Skip the pictures and quote all of the lines exactly.

#####

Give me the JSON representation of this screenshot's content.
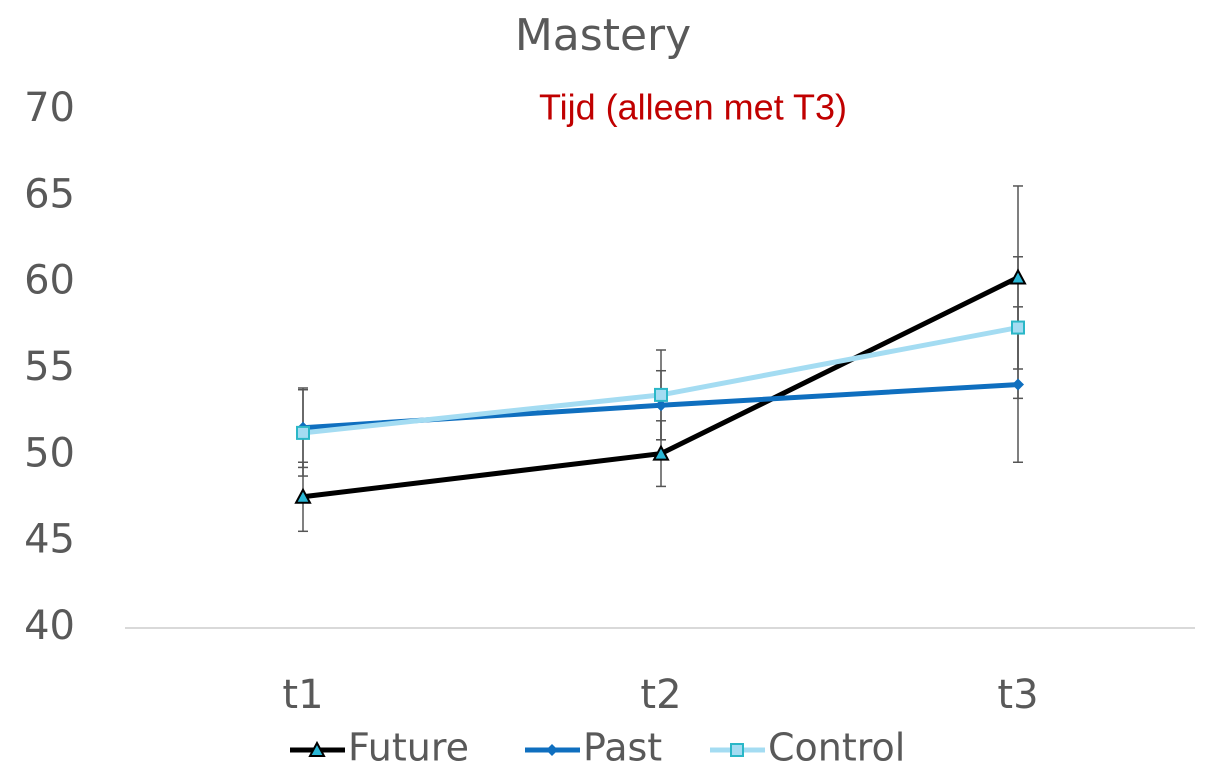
{
  "chart_data": {
    "type": "line",
    "title": "Mastery",
    "subtitle": "Tijd (alleen met T3)",
    "categories": [
      "t1",
      "t2",
      "t3"
    ],
    "series": [
      {
        "name": "Future",
        "color": "#000000",
        "marker": "triangle",
        "marker_fill": "#2ab7d6",
        "values": [
          47.6,
          50.1,
          60.3
        ],
        "errors": [
          2.0,
          1.9,
          5.3
        ]
      },
      {
        "name": "Past",
        "color": "#0f6fbf",
        "marker": "diamond",
        "marker_fill": "#0f6fbf",
        "values": [
          51.6,
          52.9,
          54.1
        ],
        "errors": [
          2.3,
          2.0,
          4.5
        ]
      },
      {
        "name": "Control",
        "color": "#a4dcf2",
        "marker": "square",
        "marker_fill": "#a4dcf2",
        "values": [
          51.3,
          53.5,
          57.4
        ],
        "errors": [
          2.5,
          2.6,
          4.1
        ]
      }
    ],
    "ylim": [
      40,
      70
    ],
    "yticks": [
      40,
      45,
      50,
      55,
      60,
      65,
      70
    ],
    "grid": false,
    "legend": "bottom"
  }
}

#####

• Solution below:
Give me the JSON representation of this screenshot's content.
{
  "chart_data": {
    "type": "line",
    "title": "Mastery",
    "subtitle": "Tijd (alleen met T3)",
    "categories": [
      "t1",
      "t2",
      "t3"
    ],
    "series": [
      {
        "name": "Future",
        "color": "#000000",
        "marker": "triangle",
        "marker_fill": "#2ab7d6",
        "values": [
          47.6,
          50.1,
          60.3
        ],
        "errors": [
          2.0,
          1.9,
          5.3
        ]
      },
      {
        "name": "Past",
        "color": "#0f6fbf",
        "marker": "diamond",
        "marker_fill": "#0f6fbf",
        "values": [
          51.6,
          52.9,
          54.1
        ],
        "errors": [
          2.3,
          2.0,
          4.5
        ]
      },
      {
        "name": "Control",
        "color": "#a4dcf2",
        "marker": "square",
        "marker_fill": "#a4dcf2",
        "values": [
          51.3,
          53.5,
          57.4
        ],
        "errors": [
          2.5,
          2.6,
          4.1
        ]
      }
    ],
    "ylim": [
      40,
      70
    ],
    "yticks": [
      40,
      45,
      50,
      55,
      60,
      65,
      70
    ],
    "grid": false,
    "legend": "bottom"
  }
}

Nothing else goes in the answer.